Pick up the comment thread on the baby name Sofia at the point where it stops.

| Passage |
▬▬▬▬▬▬▬▬▬▬

I hope you stick with Sofia; it sounds like the perfect name for your daughter.

The Schwant Family said...

I have to add that if your last name is uncommon it might be nice for her to have a more common first name so people don't get hung up on or have trouble remembering both of her names.

Ana said...

I am totally biased since my daughters middle name is Sophia :) I love name.

Patricia said...

I too have personal experience with the name because of my beautiful 15-year-old granddaughter Sophia Anne, called both Sophia and Sophie.

But objectively, this Greek origin name does seems perfect for a baby girl with a Greek surname and parents who "adore" the name Sofia.

And the name Sofia/Sophia has a long and excellent history:

"Sophia - Greek first name meaning 'wisdom' now common to numerous cultural traditions. St Sophia is a saint in the Eastern Orthodox Church... The name spread from Greece through Hungary to Germany and taken up by English speakers in the 17th century, promoted by James I's granddaughter Sophia Electress of Hanover (1630-1714), mother of George I. It reached a peak of popularity in the 18th century but suffered a decline from the late 19th century. Variant forms include Sofia..." "The name has been increasing in popularity since the 1990s." (UK dictionaries of first names)

Jenny Grace said...

▬▬▬▬▬▬▬▬▬▬

| Source material |
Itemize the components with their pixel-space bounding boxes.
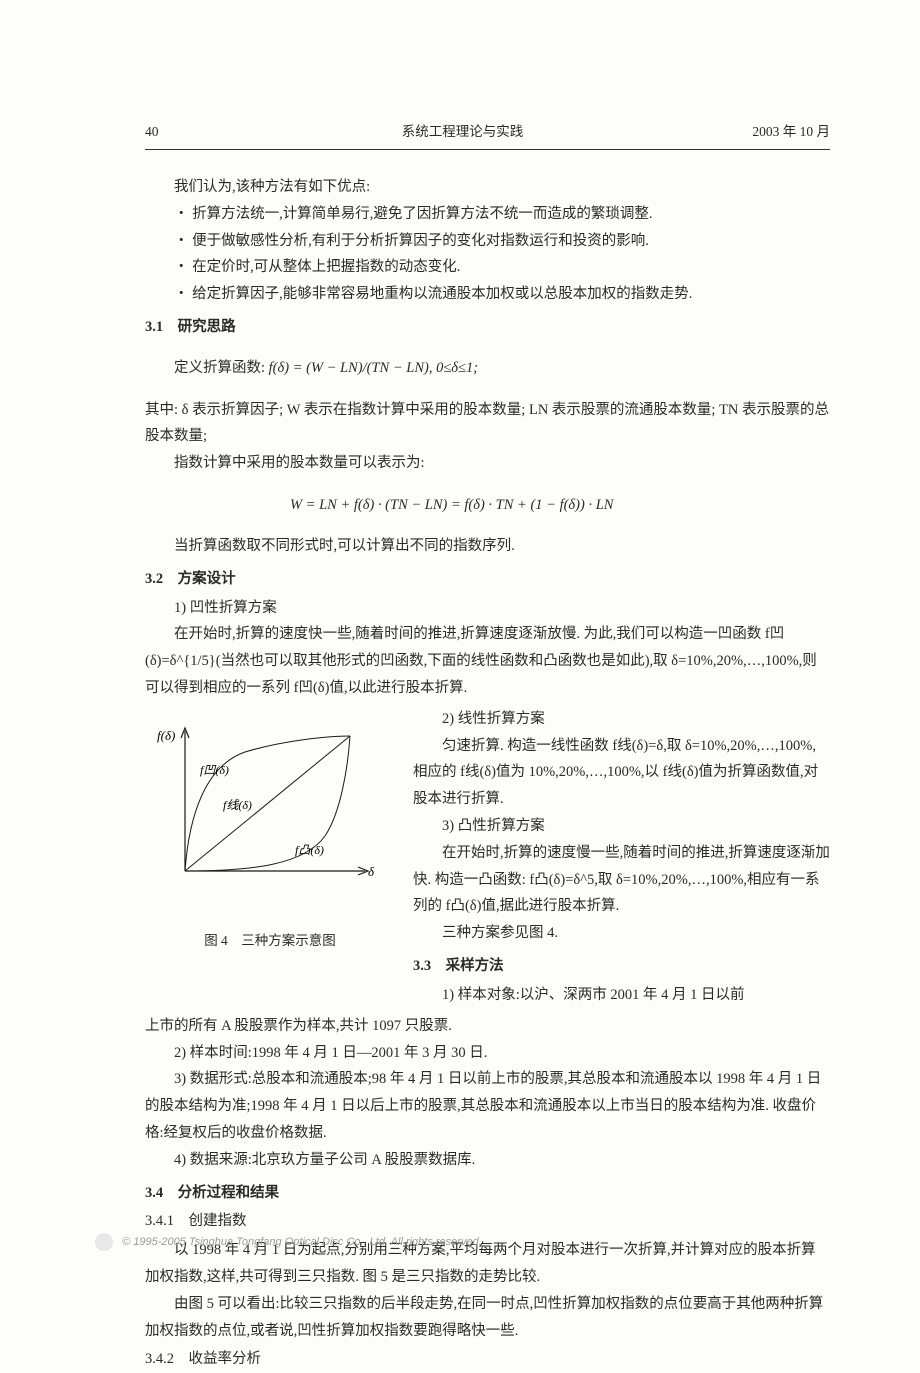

▬▬▬▬▬▬▬▬▬▬

| Result of the task |
I'm a Jennifer, and I'm very sensitive about name commonness as a result, because...GAH. JENNIFER. EVERYONE IS JENNIFER.

But Swistle is right. There aren't as many PEOPLE who are named the top names today as compared to when I was born, because there are just MORE NAMES. So I don't think it's quite as big a deal.

kanah said...

You could always give here a MN that serves as a double Sofia Jane and call her by both. OR, which I think this is awesome, do something creative like Sofia Joanna and call her Sojo. I know a little girl name Sasonia who goes by Sassy. You could always use the nickname Scout if you really find Sofia to be common in your area. However, I too find it very sweet to say that her daddy named her. You are going to be crazy about her as soon as you see her no matter what her name is!

Susan said...

I vote for Sofia for your little bundle. One big advantage -- and I do consider this big -- is that when you tell people what you named her, everyone will break into joyful approval. No one will ever say, "What was that again? That's ... uh ... different" with their eyes darting about.

Kayt said...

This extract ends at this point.